_DESCRIPTION OF THE TASK_: From the records, pick out and copy each line containing "name".

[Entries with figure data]
** START **

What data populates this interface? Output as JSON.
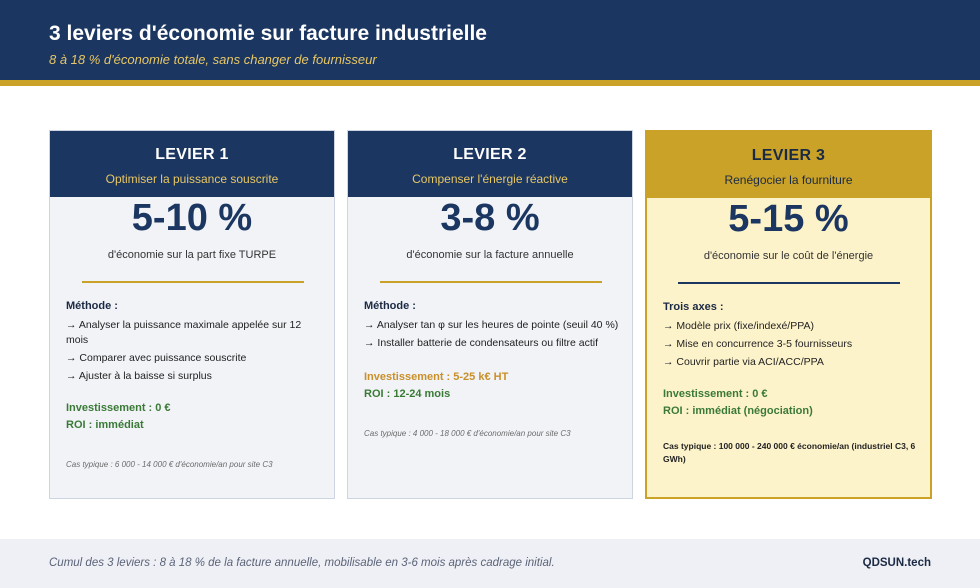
{
  "header": {
    "title": "3 leviers d'économie sur facture industrielle",
    "subtitle": "8 à 18 % d'économie totale, sans changer de fournisseur"
  },
  "cards": [
    {
      "label": "LEVIER 1",
      "name": "Optimiser la puissance souscrite",
      "value": "5-10 %",
      "value_desc": "d'économie sur la part fixe TURPE",
      "section_title": "Méthode :",
      "items": [
        "→ Analyser la puissance maximale appelée sur 12 mois",
        "→ Comparer avec puissance souscrite",
        "→ Ajuster à la baisse si surplus"
      ],
      "investment": "Investissement : 0 €",
      "roi": "ROI : immédiat",
      "case": "Cas typique : 6 000 - 14 000 € d'économie/an pour site C3"
    },
    {
      "label": "LEVIER 2",
      "name": "Compenser l'énergie réactive",
      "value": "3-8 %",
      "value_desc": "d'économie sur la facture annuelle",
      "section_title": "Méthode :",
      "items": [
        "→ Analyser tan φ sur les heures de pointe (seuil 40 %)",
        "→ Installer batterie de condensateurs ou filtre actif"
      ],
      "investment": "Investissement : 5-25 k€ HT",
      "roi": "ROI : 12-24 mois",
      "case": "Cas typique : 4 000 - 18 000 € d'économie/an pour site C3"
    },
    {
      "label": "LEVIER 3",
      "name": "Renégocier la fourniture",
      "value": "5-15 %",
      "value_desc": "d'économie sur le coût de l'énergie",
      "section_title": "Trois axes :",
      "items": [
        "→ Modèle prix (fixe/indexé/PPA)",
        "→ Mise en concurrence 3-5 fournisseurs",
        "→ Couvrir partie via ACI/ACC/PPA"
      ],
      "investment": "Investissement : 0 €",
      "roi": "ROI : immédiat (négociation)",
      "case": "Cas typique : 100 000 - 240 000 € économie/an (industriel C3, 6 GWh)"
    }
  ],
  "footer": {
    "summary": "Cumul des 3 leviers : 8 à 18 % de la facture annuelle, mobilisable en 3-6 mois après cadrage initial.",
    "brand": "QDSUN.tech"
  },
  "colors": {
    "navy": "#1b3660",
    "gold": "#c9a227",
    "green": "#3a7a36",
    "orange": "#c9902a",
    "highlight_bg": "#fdf3cb"
  }
}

** END **

_OUTPUT OF THE EXERCISE_:
      "name": "Optimiser la puissance souscrite",
      "name": "Compenser l'énergie réactive",
      "name": "Renégocier la fourniture",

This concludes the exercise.